Brief ->
Look through the material below and count the lines with the string "values". Report only the count.
— START Data for this exercise —
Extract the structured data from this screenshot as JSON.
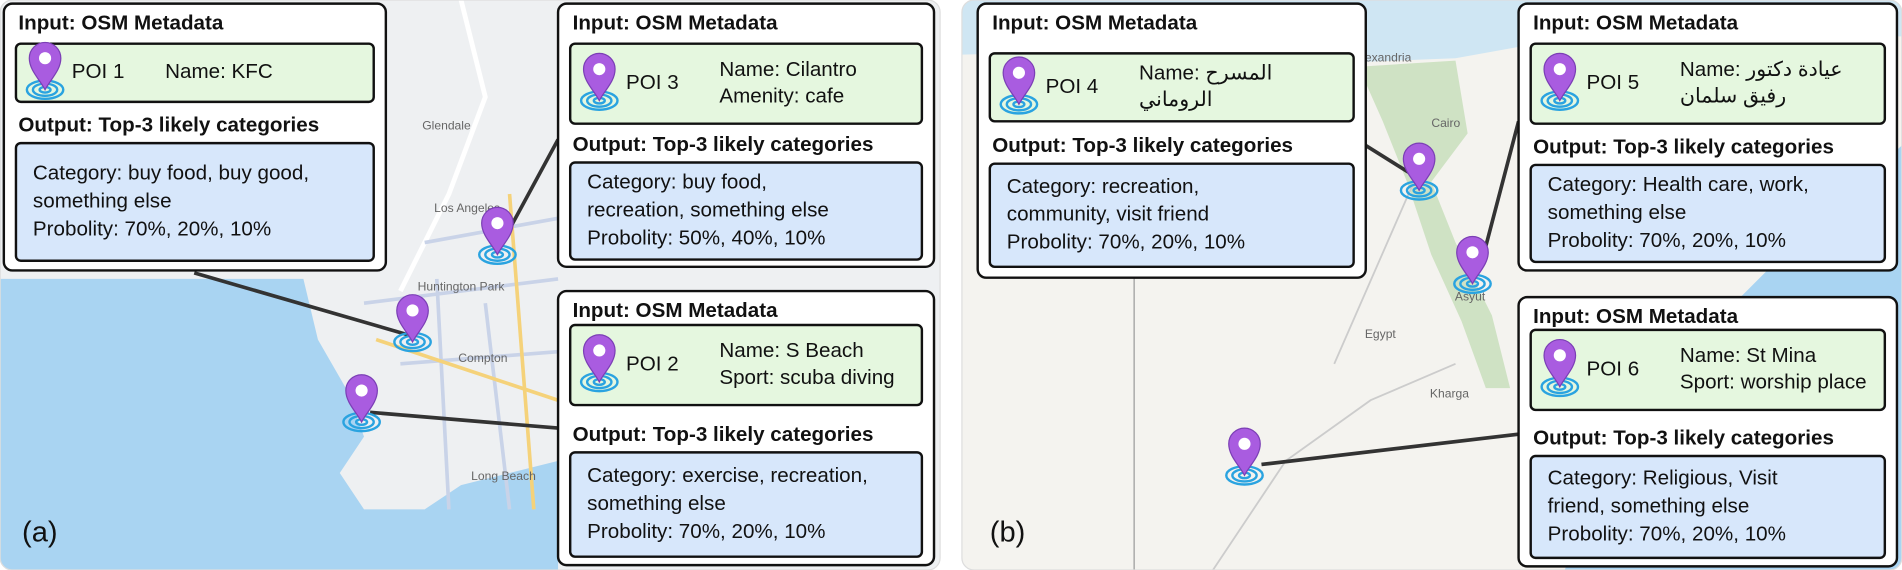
{
  "labels": {
    "input": "Input: OSM Metadata",
    "output": "Output: Top-3 likely categories"
  },
  "panels": [
    {
      "label": "(a)",
      "map_labels": [
        "Glendale",
        "Los Angeles",
        "Huntington Park",
        "Compton",
        "Long Beach"
      ],
      "pois": [
        {
          "poi": "POI 1",
          "metadata": [
            "Name: KFC"
          ],
          "output": [
            "Category: buy food, buy good,",
            "something else",
            "Probolity: 70%, 20%, 10%"
          ]
        },
        {
          "poi": "POI 3",
          "metadata": [
            "Name: Cilantro",
            "Amenity:  cafe"
          ],
          "output": [
            "Category: buy food,",
            "recreation, something else",
            "Probolity: 50%, 40%, 10%"
          ]
        },
        {
          "poi": "POI 2",
          "metadata": [
            "Name: S Beach",
            "Sport: scuba diving"
          ],
          "output": [
            "Category: exercise, recreation,",
            "something else",
            "Probolity: 70%, 20%, 10%"
          ]
        }
      ]
    },
    {
      "label": "(b)",
      "map_labels": [
        "Alexandria",
        "Cairo",
        "Egypt",
        "Asyut",
        "Kharga"
      ],
      "pois": [
        {
          "poi": "POI 4",
          "metadata": [
            "Name: المسرح",
            "الروماني"
          ],
          "output": [
            "Category: recreation,",
            "community, visit friend",
            "Probolity: 70%, 20%, 10%"
          ]
        },
        {
          "poi": "POI 5",
          "metadata": [
            "Name: عيادة دكتور",
            "رفيق سلمان"
          ],
          "output": [
            "Category: Health care, work,",
            "something else",
            "Probolity: 70%, 20%, 10%"
          ]
        },
        {
          "poi": "POI 6",
          "metadata": [
            "Name: St Mina",
            "Sport: worship place"
          ],
          "output": [
            "Category: Religious, Visit",
            "friend, something else",
            "Probolity: 70%, 20%, 10%"
          ]
        }
      ]
    }
  ]
}
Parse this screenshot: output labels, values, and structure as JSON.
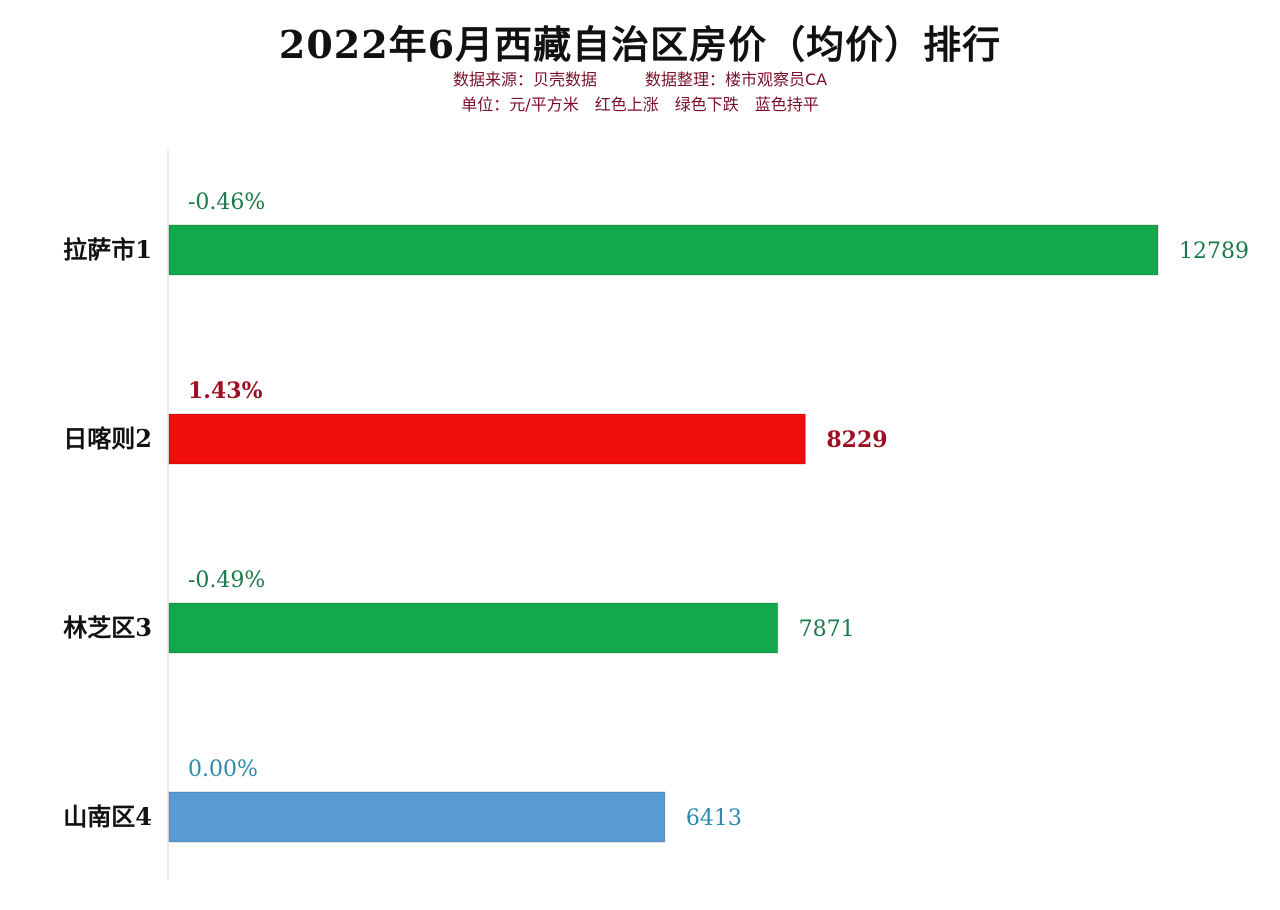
{
  "chart_data": {
    "type": "bar",
    "orientation": "horizontal",
    "title": "2022年6月西藏自治区房价（均价）排行",
    "subtitle": "数据来源：贝壳数据　　　数据整理：楼市观察员CA",
    "note": "单位：元/平方米　红色上涨　绿色下跌　蓝色持平",
    "xlim": [
      0,
      12789
    ],
    "grid": false,
    "legend": "none",
    "categories": [
      "拉萨市1",
      "日喀则2",
      "林芝区3",
      "山南区4"
    ],
    "values": [
      12789,
      8229,
      7871,
      6413
    ],
    "value_labels": [
      "12789",
      "8229",
      "7871",
      "6413"
    ],
    "changes": [
      "-0.46%",
      "1.43%",
      "-0.49%",
      "0.00%"
    ],
    "trend": [
      "down",
      "up",
      "down",
      "flat"
    ],
    "colors": {
      "down": "#12a84c",
      "up": "#f20d0d",
      "flat": "#5b9bd5",
      "down_text": "#1a7a4a",
      "up_text": "#9b1022",
      "flat_text": "#2a8ab0"
    }
  }
}
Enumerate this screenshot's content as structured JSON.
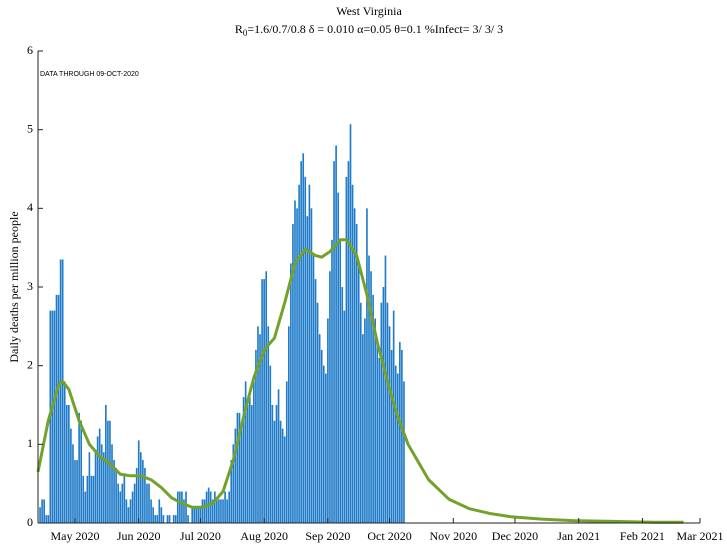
{
  "chart_data": {
    "type": "bar_line",
    "title": "West Virginia",
    "subtitle": [
      "R",
      "0",
      "=1.6/0.7/0.8  δ = 0.010  α=0.05  θ=0.1  %Infect= 3/ 3/ 3"
    ],
    "annotation": "DATA THROUGH 09-OCT-2020",
    "ylabel": "Daily deaths per million people",
    "xlim": [
      0,
      322
    ],
    "xticks": [
      {
        "value": 18,
        "label": "May 2020"
      },
      {
        "value": 49,
        "label": "Jun 2020"
      },
      {
        "value": 79,
        "label": "Jul 2020"
      },
      {
        "value": 110,
        "label": "Aug 2020"
      },
      {
        "value": 141,
        "label": "Sep 2020"
      },
      {
        "value": 171,
        "label": "Oct 2020"
      },
      {
        "value": 202,
        "label": "Nov 2020"
      },
      {
        "value": 232,
        "label": "Dec 2020"
      },
      {
        "value": 263,
        "label": "Jan 2021"
      },
      {
        "value": 294,
        "label": "Feb 2021"
      },
      {
        "value": 322,
        "label": "Mar 2021"
      }
    ],
    "ylim": [
      0,
      6
    ],
    "yticks": [
      0,
      1,
      2,
      3,
      4,
      5,
      6
    ],
    "bars": {
      "color": "#1f7bc8",
      "x": [
        1,
        2,
        3,
        4,
        5,
        6,
        7,
        8,
        9,
        10,
        11,
        12,
        13,
        14,
        15,
        16,
        17,
        18,
        19,
        20,
        21,
        22,
        23,
        24,
        25,
        26,
        27,
        28,
        29,
        30,
        31,
        32,
        33,
        34,
        35,
        36,
        37,
        38,
        39,
        40,
        41,
        42,
        43,
        44,
        45,
        46,
        47,
        48,
        49,
        50,
        51,
        52,
        53,
        54,
        55,
        56,
        57,
        58,
        59,
        60,
        61,
        62,
        63,
        64,
        65,
        66,
        67,
        68,
        69,
        70,
        71,
        72,
        73,
        74,
        75,
        76,
        77,
        78,
        79,
        80,
        81,
        82,
        83,
        84,
        85,
        86,
        87,
        88,
        89,
        90,
        91,
        92,
        93,
        94,
        95,
        96,
        97,
        98,
        99,
        100,
        101,
        102,
        103,
        104,
        105,
        106,
        107,
        108,
        109,
        110,
        111,
        112,
        113,
        114,
        115,
        116,
        117,
        118,
        119,
        120,
        121,
        122,
        123,
        124,
        125,
        126,
        127,
        128,
        129,
        130,
        131,
        132,
        133,
        134,
        135,
        136,
        137,
        138,
        139,
        140,
        141,
        142,
        143,
        144,
        145,
        146,
        147,
        148,
        149,
        150,
        151,
        152,
        153,
        154,
        155,
        156,
        157,
        158,
        159,
        160,
        161,
        162,
        163,
        164,
        165,
        166,
        167,
        168,
        169,
        170,
        171,
        172,
        173,
        174,
        175,
        176,
        177,
        178
      ],
      "values": [
        0.2,
        0.3,
        0.3,
        0.1,
        0.1,
        2.7,
        2.7,
        2.7,
        2.9,
        2.9,
        3.35,
        3.35,
        1.8,
        1.5,
        1.5,
        1.2,
        1.0,
        0.8,
        0.8,
        1.4,
        1.3,
        0.6,
        0.4,
        0.6,
        0.9,
        0.6,
        0.6,
        0.9,
        1.1,
        1.2,
        1.0,
        0.9,
        1.5,
        1.3,
        1.3,
        1.0,
        0.8,
        0.7,
        0.5,
        0.4,
        0.5,
        0.6,
        0.3,
        0.2,
        0.3,
        0.4,
        0.5,
        0.7,
        1.05,
        0.9,
        0.8,
        0.7,
        0.5,
        0.5,
        0.3,
        0.2,
        0.1,
        0.1,
        0.3,
        0.2,
        0.1,
        0.0,
        0.1,
        0.1,
        0.0,
        0.1,
        0.1,
        0.4,
        0.4,
        0.4,
        0.3,
        0.4,
        0.1,
        0.0,
        0.2,
        0.2,
        0.2,
        0.2,
        0.2,
        0.3,
        0.3,
        0.4,
        0.45,
        0.4,
        0.3,
        0.4,
        0.3,
        0.3,
        0.3,
        0.3,
        0.4,
        0.3,
        0.4,
        0.8,
        1.0,
        1.2,
        1.4,
        1.4,
        1.2,
        1.6,
        1.8,
        1.5,
        1.6,
        1.5,
        1.8,
        2.2,
        2.5,
        2.4,
        3.1,
        3.1,
        3.2,
        2.5,
        2.0,
        1.5,
        1.3,
        1.5,
        1.7,
        1.3,
        1.2,
        1.1,
        1.8,
        2.5,
        3.3,
        3.8,
        4.1,
        4.0,
        4.3,
        4.6,
        4.7,
        4.4,
        3.9,
        4.3,
        4.0,
        3.4,
        3.1,
        2.8,
        2.4,
        2.2,
        2.0,
        1.9,
        2.6,
        3.2,
        3.6,
        4.6,
        4.8,
        4.2,
        3.6,
        3.0,
        2.7,
        4.4,
        4.6,
        5.07,
        4.3,
        4.0,
        3.8,
        3.3,
        2.8,
        2.4,
        2.6,
        4.0,
        3.4,
        3.2,
        2.9,
        2.6,
        2.3,
        2.1,
        2.8,
        3.0,
        3.4,
        2.8,
        2.5,
        2.2,
        2.7,
        2.0,
        1.9,
        2.3,
        2.2,
        1.8
      ]
    },
    "line": {
      "color": "#73a22c",
      "x": [
        0,
        5,
        10,
        12,
        15,
        20,
        25,
        30,
        35,
        40,
        45,
        50,
        55,
        60,
        65,
        70,
        75,
        80,
        85,
        90,
        95,
        100,
        105,
        110,
        115,
        120,
        125,
        130,
        135,
        138,
        142,
        147,
        150,
        155,
        160,
        165,
        170,
        175,
        180,
        190,
        200,
        210,
        220,
        230,
        245,
        260,
        280,
        300,
        314
      ],
      "values": [
        0.65,
        1.3,
        1.75,
        1.8,
        1.7,
        1.3,
        1.0,
        0.85,
        0.75,
        0.62,
        0.6,
        0.6,
        0.55,
        0.45,
        0.32,
        0.25,
        0.2,
        0.2,
        0.25,
        0.4,
        0.8,
        1.35,
        1.85,
        2.2,
        2.35,
        2.8,
        3.3,
        3.48,
        3.4,
        3.38,
        3.45,
        3.6,
        3.6,
        3.4,
        2.9,
        2.3,
        1.8,
        1.35,
        1.0,
        0.55,
        0.3,
        0.18,
        0.12,
        0.08,
        0.05,
        0.03,
        0.02,
        0.01,
        0.01
      ]
    }
  }
}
— END Data for this exercise —
Result for this exercise ->
4